--- Start INPUT ROWS ---

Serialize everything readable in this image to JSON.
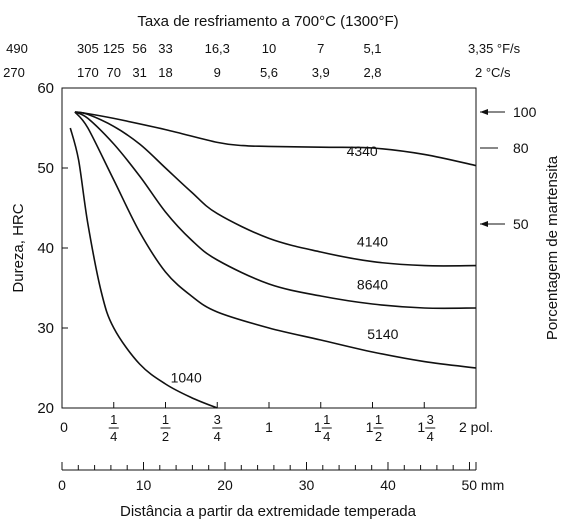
{
  "chart_data": {
    "type": "line",
    "title": "Taxa de resfriamento a 700°C (1300°F)",
    "xlabel": "Distância a partir da extremidade temperada",
    "ylabel": "Dureza, HRC",
    "y2label": "Porcentagem de martensita",
    "xlim_inches": [
      0,
      2
    ],
    "ylim": [
      20,
      60
    ],
    "y_ticks": [
      "20",
      "30",
      "40",
      "50",
      "60"
    ],
    "x_ticks_inches": [
      {
        "pos": 0,
        "label": "0"
      },
      {
        "pos": 0.25,
        "label": "1/4",
        "num": "1",
        "den": "4"
      },
      {
        "pos": 0.5,
        "label": "1/2",
        "num": "1",
        "den": "2"
      },
      {
        "pos": 0.75,
        "label": "3/4",
        "num": "3",
        "den": "4"
      },
      {
        "pos": 1,
        "label": "1"
      },
      {
        "pos": 1.25,
        "label": "1 1/4",
        "whole": "1",
        "num": "1",
        "den": "4"
      },
      {
        "pos": 1.5,
        "label": "1 1/2",
        "whole": "1",
        "num": "1",
        "den": "2"
      },
      {
        "pos": 1.75,
        "label": "1 3/4",
        "whole": "1",
        "num": "3",
        "den": "4"
      },
      {
        "pos": 2,
        "label": "2 pol."
      }
    ],
    "x_ticks_mm": [
      {
        "pos": 0,
        "label": "0"
      },
      {
        "pos": 10,
        "label": "10"
      },
      {
        "pos": 20,
        "label": "20"
      },
      {
        "pos": 30,
        "label": "30"
      },
      {
        "pos": 40,
        "label": "40"
      },
      {
        "pos": 50,
        "label": "50 mm"
      }
    ],
    "cooling_rate_F_per_s": [
      {
        "pos": 0.0,
        "label": "490"
      },
      {
        "pos": 0.125,
        "label": "305"
      },
      {
        "pos": 0.25,
        "label": "125"
      },
      {
        "pos": 0.375,
        "label": "56"
      },
      {
        "pos": 0.5,
        "label": "33"
      },
      {
        "pos": 0.75,
        "label": "16,3"
      },
      {
        "pos": 1.0,
        "label": "10"
      },
      {
        "pos": 1.25,
        "label": "7"
      },
      {
        "pos": 1.5,
        "label": "5,1"
      },
      {
        "pos": 2.0,
        "label": "3,35 °F/s"
      }
    ],
    "cooling_rate_C_per_s": [
      {
        "pos": 0.0,
        "label": "270"
      },
      {
        "pos": 0.125,
        "label": "170"
      },
      {
        "pos": 0.25,
        "label": "70"
      },
      {
        "pos": 0.375,
        "label": "31"
      },
      {
        "pos": 0.5,
        "label": "18"
      },
      {
        "pos": 0.75,
        "label": "9"
      },
      {
        "pos": 1.0,
        "label": "5,6"
      },
      {
        "pos": 1.25,
        "label": "3,9"
      },
      {
        "pos": 1.5,
        "label": "2,8"
      },
      {
        "pos": 2.0,
        "label": "2 °C/s"
      }
    ],
    "martensite_markers": [
      {
        "label": "100",
        "hrc": 57
      },
      {
        "label": "80",
        "hrc": 52.5
      },
      {
        "label": "50",
        "hrc": 43
      }
    ],
    "series": [
      {
        "name": "4340",
        "x": [
          0.0625,
          0.1,
          0.25,
          0.5,
          0.75,
          0.875,
          1.0,
          1.25,
          1.5,
          1.75,
          2.0
        ],
        "y": [
          57,
          56.9,
          56.2,
          54.8,
          53.2,
          52.8,
          52.7,
          52.6,
          52.5,
          51.7,
          50.3
        ]
      },
      {
        "name": "4140",
        "x": [
          0.0625,
          0.125,
          0.25,
          0.375,
          0.5,
          0.625,
          0.75,
          1.0,
          1.25,
          1.5,
          1.75,
          2.0
        ],
        "y": [
          57,
          56.7,
          55.2,
          53.0,
          50.0,
          47.0,
          44.3,
          41.2,
          39.5,
          38.3,
          37.8,
          37.8
        ]
      },
      {
        "name": "8640",
        "x": [
          0.0625,
          0.125,
          0.25,
          0.375,
          0.5,
          0.625,
          0.75,
          1.0,
          1.25,
          1.5,
          1.75,
          2.0
        ],
        "y": [
          57,
          56.2,
          53.0,
          49.0,
          44.5,
          41.0,
          38.5,
          35.5,
          34.0,
          33.0,
          32.5,
          32.5
        ]
      },
      {
        "name": "5140",
        "x": [
          0.0625,
          0.125,
          0.25,
          0.375,
          0.5,
          0.625,
          0.75,
          1.0,
          1.25,
          1.5,
          1.75,
          2.0
        ],
        "y": [
          57,
          55.0,
          48.5,
          42.0,
          37.0,
          34.0,
          32.0,
          30.0,
          28.5,
          27.0,
          25.8,
          25.0
        ]
      },
      {
        "name": "1040",
        "x": [
          0.04,
          0.08,
          0.125,
          0.19,
          0.25,
          0.375,
          0.5,
          0.625,
          0.75
        ],
        "y": [
          55.0,
          51.0,
          43.0,
          34.5,
          30.0,
          25.5,
          23.0,
          21.3,
          20.0
        ]
      }
    ]
  }
}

--- End INPUT ROWS ---

Reproduce each line of the records exactly, and omit every picture.

• THE ANSWER:
Serialize everything readable in this image to JSON.
{
  "chart_data": {
    "type": "line",
    "title": "Taxa de resfriamento a 700°C (1300°F)",
    "xlabel": "Distância a partir da extremidade temperada",
    "ylabel": "Dureza, HRC",
    "y2label": "Porcentagem de martensita",
    "xlim_inches": [
      0,
      2
    ],
    "ylim": [
      20,
      60
    ],
    "y_ticks": [
      "20",
      "30",
      "40",
      "50",
      "60"
    ],
    "x_ticks_inches": [
      {
        "pos": 0,
        "label": "0"
      },
      {
        "pos": 0.25,
        "label": "1/4",
        "num": "1",
        "den": "4"
      },
      {
        "pos": 0.5,
        "label": "1/2",
        "num": "1",
        "den": "2"
      },
      {
        "pos": 0.75,
        "label": "3/4",
        "num": "3",
        "den": "4"
      },
      {
        "pos": 1,
        "label": "1"
      },
      {
        "pos": 1.25,
        "label": "1 1/4",
        "whole": "1",
        "num": "1",
        "den": "4"
      },
      {
        "pos": 1.5,
        "label": "1 1/2",
        "whole": "1",
        "num": "1",
        "den": "2"
      },
      {
        "pos": 1.75,
        "label": "1 3/4",
        "whole": "1",
        "num": "3",
        "den": "4"
      },
      {
        "pos": 2,
        "label": "2 pol."
      }
    ],
    "x_ticks_mm": [
      {
        "pos": 0,
        "label": "0"
      },
      {
        "pos": 10,
        "label": "10"
      },
      {
        "pos": 20,
        "label": "20"
      },
      {
        "pos": 30,
        "label": "30"
      },
      {
        "pos": 40,
        "label": "40"
      },
      {
        "pos": 50,
        "label": "50 mm"
      }
    ],
    "cooling_rate_F_per_s": [
      {
        "pos": 0.0,
        "label": "490"
      },
      {
        "pos": 0.125,
        "label": "305"
      },
      {
        "pos": 0.25,
        "label": "125"
      },
      {
        "pos": 0.375,
        "label": "56"
      },
      {
        "pos": 0.5,
        "label": "33"
      },
      {
        "pos": 0.75,
        "label": "16,3"
      },
      {
        "pos": 1.0,
        "label": "10"
      },
      {
        "pos": 1.25,
        "label": "7"
      },
      {
        "pos": 1.5,
        "label": "5,1"
      },
      {
        "pos": 2.0,
        "label": "3,35 °F/s"
      }
    ],
    "cooling_rate_C_per_s": [
      {
        "pos": 0.0,
        "label": "270"
      },
      {
        "pos": 0.125,
        "label": "170"
      },
      {
        "pos": 0.25,
        "label": "70"
      },
      {
        "pos": 0.375,
        "label": "31"
      },
      {
        "pos": 0.5,
        "label": "18"
      },
      {
        "pos": 0.75,
        "label": "9"
      },
      {
        "pos": 1.0,
        "label": "5,6"
      },
      {
        "pos": 1.25,
        "label": "3,9"
      },
      {
        "pos": 1.5,
        "label": "2,8"
      },
      {
        "pos": 2.0,
        "label": "2 °C/s"
      }
    ],
    "martensite_markers": [
      {
        "label": "100",
        "hrc": 57
      },
      {
        "label": "80",
        "hrc": 52.5
      },
      {
        "label": "50",
        "hrc": 43
      }
    ],
    "series": [
      {
        "name": "4340",
        "x": [
          0.0625,
          0.1,
          0.25,
          0.5,
          0.75,
          0.875,
          1.0,
          1.25,
          1.5,
          1.75,
          2.0
        ],
        "y": [
          57,
          56.9,
          56.2,
          54.8,
          53.2,
          52.8,
          52.7,
          52.6,
          52.5,
          51.7,
          50.3
        ]
      },
      {
        "name": "4140",
        "x": [
          0.0625,
          0.125,
          0.25,
          0.375,
          0.5,
          0.625,
          0.75,
          1.0,
          1.25,
          1.5,
          1.75,
          2.0
        ],
        "y": [
          57,
          56.7,
          55.2,
          53.0,
          50.0,
          47.0,
          44.3,
          41.2,
          39.5,
          38.3,
          37.8,
          37.8
        ]
      },
      {
        "name": "8640",
        "x": [
          0.0625,
          0.125,
          0.25,
          0.375,
          0.5,
          0.625,
          0.75,
          1.0,
          1.25,
          1.5,
          1.75,
          2.0
        ],
        "y": [
          57,
          56.2,
          53.0,
          49.0,
          44.5,
          41.0,
          38.5,
          35.5,
          34.0,
          33.0,
          32.5,
          32.5
        ]
      },
      {
        "name": "5140",
        "x": [
          0.0625,
          0.125,
          0.25,
          0.375,
          0.5,
          0.625,
          0.75,
          1.0,
          1.25,
          1.5,
          1.75,
          2.0
        ],
        "y": [
          57,
          55.0,
          48.5,
          42.0,
          37.0,
          34.0,
          32.0,
          30.0,
          28.5,
          27.0,
          25.8,
          25.0
        ]
      },
      {
        "name": "1040",
        "x": [
          0.04,
          0.08,
          0.125,
          0.19,
          0.25,
          0.375,
          0.5,
          0.625,
          0.75
        ],
        "y": [
          55.0,
          51.0,
          43.0,
          34.5,
          30.0,
          25.5,
          23.0,
          21.3,
          20.0
        ]
      }
    ]
  }
}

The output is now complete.